## begin Document section

Yeah there is a lot of theory bandied around with absolutely no proof.

The only scientific tests I've seen assert the following for LiFeP04.

1. No measurable cell self discharge over a period of several years (4 years and counting from on report).
2. Cell drift on a active pack is non-existent or not measurable within noise level when cell static voltage is checked from the point they where balanced at.
3. Charging voltage is not an accurate indication of SOC.

Shunt balancing is for the uniformed and / or the stupid.

You think it would so easy to do a test for any of the above - self discharge, cell drift, and charging voltage = SOC. But there is nothing out there I can find on this side of the fence. Just made up crap which sounds great but no proof, no tests, nadda nothing.


----------



## EVfun (Mar 14, 2010)

Keep typing yourself smart. You should have some personal experience before you start telling others how to manage LiFePO4 battery packs.



drgrieve said:


> Yeah there is a lot of theory bandied around with absolutely no proof.
> 
> The only scientific tests I've seen assert the following for LiFeP04.
> 
> ...


----------



## drgrieve (Apr 14, 2011)

True.

But I await any proof that contradicts the evidence.

I had my ass handed to me regurgitating the so called conventional wisdom. Perhaps you can supply some? I'd like to hand some back but I don't think you can help.

## end Document section
## begin Recorded data

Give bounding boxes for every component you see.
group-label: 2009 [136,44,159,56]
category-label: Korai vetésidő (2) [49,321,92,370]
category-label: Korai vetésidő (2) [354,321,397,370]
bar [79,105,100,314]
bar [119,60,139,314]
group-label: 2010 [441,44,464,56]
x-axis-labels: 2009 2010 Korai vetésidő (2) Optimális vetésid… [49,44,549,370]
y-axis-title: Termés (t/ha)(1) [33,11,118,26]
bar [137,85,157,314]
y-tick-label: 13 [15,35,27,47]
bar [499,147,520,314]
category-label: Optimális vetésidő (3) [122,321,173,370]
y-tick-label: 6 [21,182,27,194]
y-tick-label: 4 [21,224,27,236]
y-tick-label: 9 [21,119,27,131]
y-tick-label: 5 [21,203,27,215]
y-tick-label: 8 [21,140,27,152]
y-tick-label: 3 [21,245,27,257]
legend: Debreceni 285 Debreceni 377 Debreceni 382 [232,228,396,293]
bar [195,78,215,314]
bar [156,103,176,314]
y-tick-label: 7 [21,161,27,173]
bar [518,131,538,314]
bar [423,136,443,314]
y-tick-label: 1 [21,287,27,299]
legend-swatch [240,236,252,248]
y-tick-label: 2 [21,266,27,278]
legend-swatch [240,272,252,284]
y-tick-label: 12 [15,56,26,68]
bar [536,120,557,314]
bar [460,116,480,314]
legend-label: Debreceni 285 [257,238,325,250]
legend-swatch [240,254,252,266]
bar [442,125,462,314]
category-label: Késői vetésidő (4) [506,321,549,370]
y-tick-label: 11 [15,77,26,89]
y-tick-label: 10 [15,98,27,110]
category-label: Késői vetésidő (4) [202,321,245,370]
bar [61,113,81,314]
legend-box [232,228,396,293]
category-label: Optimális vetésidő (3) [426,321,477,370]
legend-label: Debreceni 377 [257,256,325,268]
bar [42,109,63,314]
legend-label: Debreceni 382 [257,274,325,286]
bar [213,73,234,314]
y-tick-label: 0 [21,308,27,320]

## end Recorded data

-- Task set --
[a] Print the portion of the forum thread on LiFePO4 battery balancing between "You think it" and "(Mar 14, 2010)", inclusive.
[b] Edit the lines of the records so that "legend-swatch" becomes "legend-marker" wherever it appears, with nothing else changed.
The records are unrelated to the forum thread.

-- Solutions to the exercise --
[a]
You think it would so easy to do a test for any of the above - self discharge, cell drift, and charging voltage = SOC. But there is nothing out there I can find on this side of the fence. Just made up crap which sounds great but no proof, no tests, nadda nothing.


----------



## EVfun (Mar 14, 2010)

[b]
Give bounding boxes for every component you see.
group-label: 2009 [136,44,159,56]
category-label: Korai vetésidő (2) [49,321,92,370]
category-label: Korai vetésidő (2) [354,321,397,370]
bar [79,105,100,314]
bar [119,60,139,314]
group-label: 2010 [441,44,464,56]
x-axis-labels: 2009 2010 Korai vetésidő (2) Optimális vetésid… [49,44,549,370]
y-axis-title: Termés (t/ha)(1) [33,11,118,26]
bar [137,85,157,314]
y-tick-label: 13 [15,35,27,47]
bar [499,147,520,314]
category-label: Optimális vetésidő (3) [122,321,173,370]
y-tick-label: 6 [21,182,27,194]
y-tick-label: 4 [21,224,27,236]
y-tick-label: 9 [21,119,27,131]
y-tick-label: 5 [21,203,27,215]
y-tick-label: 8 [21,140,27,152]
y-tick-label: 3 [21,245,27,257]
legend: Debreceni 285 Debreceni 377 Debreceni 382 [232,228,396,293]
bar [195,78,215,314]
bar [156,103,176,314]
y-tick-label: 7 [21,161,27,173]
bar [518,131,538,314]
bar [423,136,443,314]
y-tick-label: 1 [21,287,27,299]
legend-marker [240,236,252,248]
y-tick-label: 2 [21,266,27,278]
legend-marker [240,272,252,284]
y-tick-label: 12 [15,56,26,68]
bar [536,120,557,314]
bar [460,116,480,314]
legend-label: Debreceni 285 [257,238,325,250]
legend-marker [240,254,252,266]
bar [442,125,462,314]
category-label: Késői vetésidő (4) [506,321,549,370]
y-tick-label: 11 [15,77,26,89]
y-tick-label: 10 [15,98,27,110]
category-label: Késői vetésidő (4) [202,321,245,370]
bar [61,113,81,314]
legend-box [232,228,396,293]
category-label: Optimális vetésidő (3) [426,321,477,370]
legend-label: Debreceni 377 [257,256,325,268]
bar [42,109,63,314]
legend-label: Debreceni 382 [257,274,325,286]
bar [213,73,234,314]
y-tick-label: 0 [21,308,27,320]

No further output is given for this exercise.